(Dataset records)
****************

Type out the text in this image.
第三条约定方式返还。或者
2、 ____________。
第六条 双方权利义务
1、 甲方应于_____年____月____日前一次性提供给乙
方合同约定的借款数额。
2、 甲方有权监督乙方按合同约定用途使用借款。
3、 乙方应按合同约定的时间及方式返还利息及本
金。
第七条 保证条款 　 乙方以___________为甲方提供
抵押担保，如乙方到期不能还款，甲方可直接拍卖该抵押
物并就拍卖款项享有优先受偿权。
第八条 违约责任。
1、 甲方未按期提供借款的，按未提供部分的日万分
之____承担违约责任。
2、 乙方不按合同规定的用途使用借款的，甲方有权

****************

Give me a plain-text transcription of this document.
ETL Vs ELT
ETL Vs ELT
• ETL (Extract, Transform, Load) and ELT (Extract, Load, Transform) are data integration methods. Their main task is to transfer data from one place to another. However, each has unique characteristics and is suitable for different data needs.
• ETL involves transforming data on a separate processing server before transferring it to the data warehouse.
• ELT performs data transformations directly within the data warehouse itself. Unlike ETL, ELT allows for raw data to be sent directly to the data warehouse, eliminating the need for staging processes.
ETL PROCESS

****************

- Requirements
Among the lines of the material, find those that hold the word "text" and copy them.

- Solution
Type out the text in this image.
Give me a plain-text transcription of this document.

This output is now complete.